▶ **Dataset records**
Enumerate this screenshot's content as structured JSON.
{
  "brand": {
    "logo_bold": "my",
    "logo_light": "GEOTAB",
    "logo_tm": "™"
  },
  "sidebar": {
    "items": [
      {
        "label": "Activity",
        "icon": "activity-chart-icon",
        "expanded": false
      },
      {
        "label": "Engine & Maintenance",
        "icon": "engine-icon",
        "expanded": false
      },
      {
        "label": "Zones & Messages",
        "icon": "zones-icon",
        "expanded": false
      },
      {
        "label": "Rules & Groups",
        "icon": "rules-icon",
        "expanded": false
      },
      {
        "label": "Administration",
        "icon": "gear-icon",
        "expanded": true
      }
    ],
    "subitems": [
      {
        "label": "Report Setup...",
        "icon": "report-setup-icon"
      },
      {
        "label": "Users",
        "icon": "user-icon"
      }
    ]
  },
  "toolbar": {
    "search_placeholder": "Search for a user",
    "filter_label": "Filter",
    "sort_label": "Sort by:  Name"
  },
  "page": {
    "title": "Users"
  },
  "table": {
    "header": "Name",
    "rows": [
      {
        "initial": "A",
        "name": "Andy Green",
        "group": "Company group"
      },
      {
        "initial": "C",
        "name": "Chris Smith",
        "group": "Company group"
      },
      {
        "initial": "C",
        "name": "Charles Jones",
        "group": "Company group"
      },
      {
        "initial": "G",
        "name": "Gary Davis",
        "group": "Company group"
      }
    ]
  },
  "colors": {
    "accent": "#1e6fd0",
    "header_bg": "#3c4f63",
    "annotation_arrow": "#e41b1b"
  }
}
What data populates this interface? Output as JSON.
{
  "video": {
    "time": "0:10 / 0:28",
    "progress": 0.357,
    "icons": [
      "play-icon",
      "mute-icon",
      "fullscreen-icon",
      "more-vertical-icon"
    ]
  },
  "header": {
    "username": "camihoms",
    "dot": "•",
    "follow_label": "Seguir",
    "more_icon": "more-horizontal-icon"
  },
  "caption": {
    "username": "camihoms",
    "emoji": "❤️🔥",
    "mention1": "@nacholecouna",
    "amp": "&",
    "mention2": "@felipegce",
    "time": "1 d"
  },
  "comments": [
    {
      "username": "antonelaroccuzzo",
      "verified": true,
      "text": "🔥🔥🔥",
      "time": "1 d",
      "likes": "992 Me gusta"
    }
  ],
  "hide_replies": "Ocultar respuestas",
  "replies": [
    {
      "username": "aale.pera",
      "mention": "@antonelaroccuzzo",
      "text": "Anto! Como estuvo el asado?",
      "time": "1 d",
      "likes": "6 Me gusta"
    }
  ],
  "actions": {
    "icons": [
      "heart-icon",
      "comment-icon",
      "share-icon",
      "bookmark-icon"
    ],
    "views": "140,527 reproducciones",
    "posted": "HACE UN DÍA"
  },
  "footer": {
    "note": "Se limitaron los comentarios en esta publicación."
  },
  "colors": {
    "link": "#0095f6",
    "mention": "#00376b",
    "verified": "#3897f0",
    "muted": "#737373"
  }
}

▶ **Given exercise**
Write down every line of the data exactly as it appears above.

▶ **Exercise result**
Enumerate this screenshot's content as structured JSON.
{
  "brand": {
    "logo_bold": "my",
    "logo_light": "GEOTAB",
    "logo_tm": "™"
  },
  "sidebar": {
    "items": [
      {
        "label": "Activity",
        "icon": "activity-chart-icon",
        "expanded": false
      },
      {
        "label": "Engine & Maintenance",
        "icon": "engine-icon",
        "expanded": false
      },
      {
        "label": "Zones & Messages",
        "icon": "zones-icon",
        "expanded": false
      },
      {
        "label": "Rules & Groups",
        "icon": "rules-icon",
        "expanded": false
      },
      {
        "label": "Administration",
        "icon": "gear-icon",
        "expanded": true
      }
    ],
    "subitems": [
      {
        "label": "Report Setup...",
        "icon": "report-setup-icon"
      },
      {
        "label": "Users",
        "icon": "user-icon"
      }
    ]
  },
  "toolbar": {
    "search_placeholder": "Search for a user",
    "filter_label": "Filter",
    "sort_label": "Sort by:  Name"
  },
  "page": {
    "title": "Users"
  },
  "table": {
    "header": "Name",
    "rows": [
      {
        "initial": "A",
        "name": "Andy Green",
        "group": "Company group"
      },
      {
        "initial": "C",
        "name": "Chris Smith",
        "group": "Company group"
      },
      {
        "initial": "C",
        "name": "Charles Jones",
        "group": "Company group"
      },
      {
        "initial": "G",
        "name": "Gary Davis",
        "group": "Company group"
      }
    ]
  },
  "colors": {
    "accent": "#1e6fd0",
    "header_bg": "#3c4f63",
    "annotation_arrow": "#e41b1b"
  }
}
What data populates this interface? Output as JSON.
{
  "video": {
    "time": "0:10 / 0:28",
    "progress": 0.357,
    "icons": [
      "play-icon",
      "mute-icon",
      "fullscreen-icon",
      "more-vertical-icon"
    ]
  },
  "header": {
    "username": "camihoms",
    "dot": "•",
    "follow_label": "Seguir",
    "more_icon": "more-horizontal-icon"
  },
  "caption": {
    "username": "camihoms",
    "emoji": "❤️🔥",
    "mention1": "@nacholecouna",
    "amp": "&",
    "mention2": "@felipegce",
    "time": "1 d"
  },
  "comments": [
    {
      "username": "antonelaroccuzzo",
      "verified": true,
      "text": "🔥🔥🔥",
      "time": "1 d",
      "likes": "992 Me gusta"
    }
  ],
  "hide_replies": "Ocultar respuestas",
  "replies": [
    {
      "username": "aale.pera",
      "mention": "@antonelaroccuzzo",
      "text": "Anto! Como estuvo el asado?",
      "time": "1 d",
      "likes": "6 Me gusta"
    }
  ],
  "actions": {
    "icons": [
      "heart-icon",
      "comment-icon",
      "share-icon",
      "bookmark-icon"
    ],
    "views": "140,527 reproducciones",
    "posted": "HACE UN DÍA"
  },
  "footer": {
    "note": "Se limitaron los comentarios en esta publicación."
  },
  "colors": {
    "link": "#0095f6",
    "mention": "#00376b",
    "verified": "#3897f0",
    "muted": "#737373"
  }
}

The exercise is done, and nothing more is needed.